— START OF INPUT FOR THIS TASK —
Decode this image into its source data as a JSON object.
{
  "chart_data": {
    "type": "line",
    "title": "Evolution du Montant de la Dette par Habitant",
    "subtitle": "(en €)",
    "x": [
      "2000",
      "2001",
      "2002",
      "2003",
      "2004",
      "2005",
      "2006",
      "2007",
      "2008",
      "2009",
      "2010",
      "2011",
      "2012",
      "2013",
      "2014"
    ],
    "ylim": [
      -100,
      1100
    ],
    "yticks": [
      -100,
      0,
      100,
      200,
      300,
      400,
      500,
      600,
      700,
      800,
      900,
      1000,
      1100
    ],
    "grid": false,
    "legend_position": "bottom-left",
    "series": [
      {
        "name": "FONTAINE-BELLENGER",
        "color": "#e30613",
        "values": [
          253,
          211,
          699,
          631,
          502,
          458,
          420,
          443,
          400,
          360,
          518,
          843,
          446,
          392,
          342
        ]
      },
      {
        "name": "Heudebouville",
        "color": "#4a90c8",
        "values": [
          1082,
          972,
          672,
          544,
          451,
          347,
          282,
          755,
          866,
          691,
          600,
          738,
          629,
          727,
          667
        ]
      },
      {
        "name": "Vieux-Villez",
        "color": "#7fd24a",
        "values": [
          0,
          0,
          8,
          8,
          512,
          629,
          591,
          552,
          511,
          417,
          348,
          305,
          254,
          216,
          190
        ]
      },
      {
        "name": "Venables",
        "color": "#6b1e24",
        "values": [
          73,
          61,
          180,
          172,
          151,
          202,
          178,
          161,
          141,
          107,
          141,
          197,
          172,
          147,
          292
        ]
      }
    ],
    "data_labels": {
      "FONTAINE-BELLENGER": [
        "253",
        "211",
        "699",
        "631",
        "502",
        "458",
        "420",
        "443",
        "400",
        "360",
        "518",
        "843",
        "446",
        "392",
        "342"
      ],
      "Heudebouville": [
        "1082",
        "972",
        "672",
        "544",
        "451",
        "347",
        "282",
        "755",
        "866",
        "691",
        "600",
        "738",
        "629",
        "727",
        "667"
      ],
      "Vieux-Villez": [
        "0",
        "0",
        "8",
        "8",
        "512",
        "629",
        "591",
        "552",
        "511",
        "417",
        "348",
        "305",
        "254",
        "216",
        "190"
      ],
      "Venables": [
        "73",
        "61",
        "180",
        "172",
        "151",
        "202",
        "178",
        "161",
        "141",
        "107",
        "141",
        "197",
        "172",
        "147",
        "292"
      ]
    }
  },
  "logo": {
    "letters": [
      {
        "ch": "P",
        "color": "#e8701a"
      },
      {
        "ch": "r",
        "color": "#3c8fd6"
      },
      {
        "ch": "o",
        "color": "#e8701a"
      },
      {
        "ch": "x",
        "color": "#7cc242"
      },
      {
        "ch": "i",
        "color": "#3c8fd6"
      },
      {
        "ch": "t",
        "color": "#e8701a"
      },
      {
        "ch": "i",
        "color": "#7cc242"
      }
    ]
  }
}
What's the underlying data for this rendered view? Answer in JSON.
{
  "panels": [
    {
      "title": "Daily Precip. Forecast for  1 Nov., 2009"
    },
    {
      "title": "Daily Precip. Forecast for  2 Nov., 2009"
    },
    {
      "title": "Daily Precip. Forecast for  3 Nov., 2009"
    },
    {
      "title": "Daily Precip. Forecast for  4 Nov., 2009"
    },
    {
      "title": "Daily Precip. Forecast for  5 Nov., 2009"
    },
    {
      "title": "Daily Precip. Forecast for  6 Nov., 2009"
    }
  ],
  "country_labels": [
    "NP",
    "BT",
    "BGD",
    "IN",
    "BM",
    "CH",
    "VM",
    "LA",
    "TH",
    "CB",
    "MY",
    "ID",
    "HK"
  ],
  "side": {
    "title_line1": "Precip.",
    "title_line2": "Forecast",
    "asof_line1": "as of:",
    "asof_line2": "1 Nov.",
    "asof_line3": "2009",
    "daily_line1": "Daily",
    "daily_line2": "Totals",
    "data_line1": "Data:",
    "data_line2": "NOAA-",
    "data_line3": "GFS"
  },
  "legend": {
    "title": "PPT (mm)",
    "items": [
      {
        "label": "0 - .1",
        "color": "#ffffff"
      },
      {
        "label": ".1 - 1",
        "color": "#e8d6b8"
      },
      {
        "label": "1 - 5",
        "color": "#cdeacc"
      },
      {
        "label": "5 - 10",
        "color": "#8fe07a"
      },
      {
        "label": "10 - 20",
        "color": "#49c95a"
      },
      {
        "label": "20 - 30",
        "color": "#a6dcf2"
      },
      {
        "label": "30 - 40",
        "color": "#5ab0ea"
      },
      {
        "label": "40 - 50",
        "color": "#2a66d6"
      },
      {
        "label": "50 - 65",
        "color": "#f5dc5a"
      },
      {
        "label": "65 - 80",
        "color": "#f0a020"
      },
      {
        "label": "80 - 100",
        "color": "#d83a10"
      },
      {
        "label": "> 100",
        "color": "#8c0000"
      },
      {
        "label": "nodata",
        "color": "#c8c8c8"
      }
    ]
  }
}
— END OF INPUT FOR THIS TASK —
WHAT IS REQUIRED: Repeat each of the entries above precisely as given.

THE REPLY:
Decode this image into its source data as a JSON object.
{
  "chart_data": {
    "type": "line",
    "title": "Evolution du Montant de la Dette par Habitant",
    "subtitle": "(en €)",
    "x": [
      "2000",
      "2001",
      "2002",
      "2003",
      "2004",
      "2005",
      "2006",
      "2007",
      "2008",
      "2009",
      "2010",
      "2011",
      "2012",
      "2013",
      "2014"
    ],
    "ylim": [
      -100,
      1100
    ],
    "yticks": [
      -100,
      0,
      100,
      200,
      300,
      400,
      500,
      600,
      700,
      800,
      900,
      1000,
      1100
    ],
    "grid": false,
    "legend_position": "bottom-left",
    "series": [
      {
        "name": "FONTAINE-BELLENGER",
        "color": "#e30613",
        "values": [
          253,
          211,
          699,
          631,
          502,
          458,
          420,
          443,
          400,
          360,
          518,
          843,
          446,
          392,
          342
        ]
      },
      {
        "name": "Heudebouville",
        "color": "#4a90c8",
        "values": [
          1082,
          972,
          672,
          544,
          451,
          347,
          282,
          755,
          866,
          691,
          600,
          738,
          629,
          727,
          667
        ]
      },
      {
        "name": "Vieux-Villez",
        "color": "#7fd24a",
        "values": [
          0,
          0,
          8,
          8,
          512,
          629,
          591,
          552,
          511,
          417,
          348,
          305,
          254,
          216,
          190
        ]
      },
      {
        "name": "Venables",
        "color": "#6b1e24",
        "values": [
          73,
          61,
          180,
          172,
          151,
          202,
          178,
          161,
          141,
          107,
          141,
          197,
          172,
          147,
          292
        ]
      }
    ],
    "data_labels": {
      "FONTAINE-BELLENGER": [
        "253",
        "211",
        "699",
        "631",
        "502",
        "458",
        "420",
        "443",
        "400",
        "360",
        "518",
        "843",
        "446",
        "392",
        "342"
      ],
      "Heudebouville": [
        "1082",
        "972",
        "672",
        "544",
        "451",
        "347",
        "282",
        "755",
        "866",
        "691",
        "600",
        "738",
        "629",
        "727",
        "667"
      ],
      "Vieux-Villez": [
        "0",
        "0",
        "8",
        "8",
        "512",
        "629",
        "591",
        "552",
        "511",
        "417",
        "348",
        "305",
        "254",
        "216",
        "190"
      ],
      "Venables": [
        "73",
        "61",
        "180",
        "172",
        "151",
        "202",
        "178",
        "161",
        "141",
        "107",
        "141",
        "197",
        "172",
        "147",
        "292"
      ]
    }
  },
  "logo": {
    "letters": [
      {
        "ch": "P",
        "color": "#e8701a"
      },
      {
        "ch": "r",
        "color": "#3c8fd6"
      },
      {
        "ch": "o",
        "color": "#e8701a"
      },
      {
        "ch": "x",
        "color": "#7cc242"
      },
      {
        "ch": "i",
        "color": "#3c8fd6"
      },
      {
        "ch": "t",
        "color": "#e8701a"
      },
      {
        "ch": "i",
        "color": "#7cc242"
      }
    ]
  }
}
What's the underlying data for this rendered view? Answer in JSON.
{
  "panels": [
    {
      "title": "Daily Precip. Forecast for  1 Nov., 2009"
    },
    {
      "title": "Daily Precip. Forecast for  2 Nov., 2009"
    },
    {
      "title": "Daily Precip. Forecast for  3 Nov., 2009"
    },
    {
      "title": "Daily Precip. Forecast for  4 Nov., 2009"
    },
    {
      "title": "Daily Precip. Forecast for  5 Nov., 2009"
    },
    {
      "title": "Daily Precip. Forecast for  6 Nov., 2009"
    }
  ],
  "country_labels": [
    "NP",
    "BT",
    "BGD",
    "IN",
    "BM",
    "CH",
    "VM",
    "LA",
    "TH",
    "CB",
    "MY",
    "ID",
    "HK"
  ],
  "side": {
    "title_line1": "Precip.",
    "title_line2": "Forecast",
    "asof_line1": "as of:",
    "asof_line2": "1 Nov.",
    "asof_line3": "2009",
    "daily_line1": "Daily",
    "daily_line2": "Totals",
    "data_line1": "Data:",
    "data_line2": "NOAA-",
    "data_line3": "GFS"
  },
  "legend": {
    "title": "PPT (mm)",
    "items": [
      {
        "label": "0 - .1",
        "color": "#ffffff"
      },
      {
        "label": ".1 - 1",
        "color": "#e8d6b8"
      },
      {
        "label": "1 - 5",
        "color": "#cdeacc"
      },
      {
        "label": "5 - 10",
        "color": "#8fe07a"
      },
      {
        "label": "10 - 20",
        "color": "#49c95a"
      },
      {
        "label": "20 - 30",
        "color": "#a6dcf2"
      },
      {
        "label": "30 - 40",
        "color": "#5ab0ea"
      },
      {
        "label": "40 - 50",
        "color": "#2a66d6"
      },
      {
        "label": "50 - 65",
        "color": "#f5dc5a"
      },
      {
        "label": "65 - 80",
        "color": "#f0a020"
      },
      {
        "label": "80 - 100",
        "color": "#d83a10"
      },
      {
        "label": "> 100",
        "color": "#8c0000"
      },
      {
        "label": "nodata",
        "color": "#c8c8c8"
      }
    ]
  }
}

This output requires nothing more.